:: Excerpted records

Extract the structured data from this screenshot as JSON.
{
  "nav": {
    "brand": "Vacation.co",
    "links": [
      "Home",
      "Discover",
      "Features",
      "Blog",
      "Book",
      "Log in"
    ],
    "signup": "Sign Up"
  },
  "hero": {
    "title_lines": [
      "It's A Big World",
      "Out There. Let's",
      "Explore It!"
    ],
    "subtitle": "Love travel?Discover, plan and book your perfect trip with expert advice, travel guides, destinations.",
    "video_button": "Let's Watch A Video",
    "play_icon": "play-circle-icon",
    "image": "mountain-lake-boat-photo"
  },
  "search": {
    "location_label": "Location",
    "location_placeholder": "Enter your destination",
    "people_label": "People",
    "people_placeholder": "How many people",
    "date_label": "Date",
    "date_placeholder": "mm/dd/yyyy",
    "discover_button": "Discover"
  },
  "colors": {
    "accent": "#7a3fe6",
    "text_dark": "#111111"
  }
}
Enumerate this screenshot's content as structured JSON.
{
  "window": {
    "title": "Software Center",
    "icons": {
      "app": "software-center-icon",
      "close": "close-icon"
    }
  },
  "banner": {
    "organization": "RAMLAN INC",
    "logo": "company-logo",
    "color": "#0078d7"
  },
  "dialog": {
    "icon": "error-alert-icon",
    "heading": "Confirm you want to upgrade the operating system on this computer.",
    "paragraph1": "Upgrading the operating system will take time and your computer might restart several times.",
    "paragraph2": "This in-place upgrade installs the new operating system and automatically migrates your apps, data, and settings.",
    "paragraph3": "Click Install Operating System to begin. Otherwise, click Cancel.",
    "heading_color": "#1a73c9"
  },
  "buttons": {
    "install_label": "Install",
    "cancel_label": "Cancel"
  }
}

::::

Task. Identify the lines that contain the string "upgrade", and copy every one of them.

Written answer.
    "heading": "Confirm you want to upgrade the operating system on this computer.",
    "paragraph2": "This in-place upgrade installs the new operating system and automatically migrates your apps, data, and settings.",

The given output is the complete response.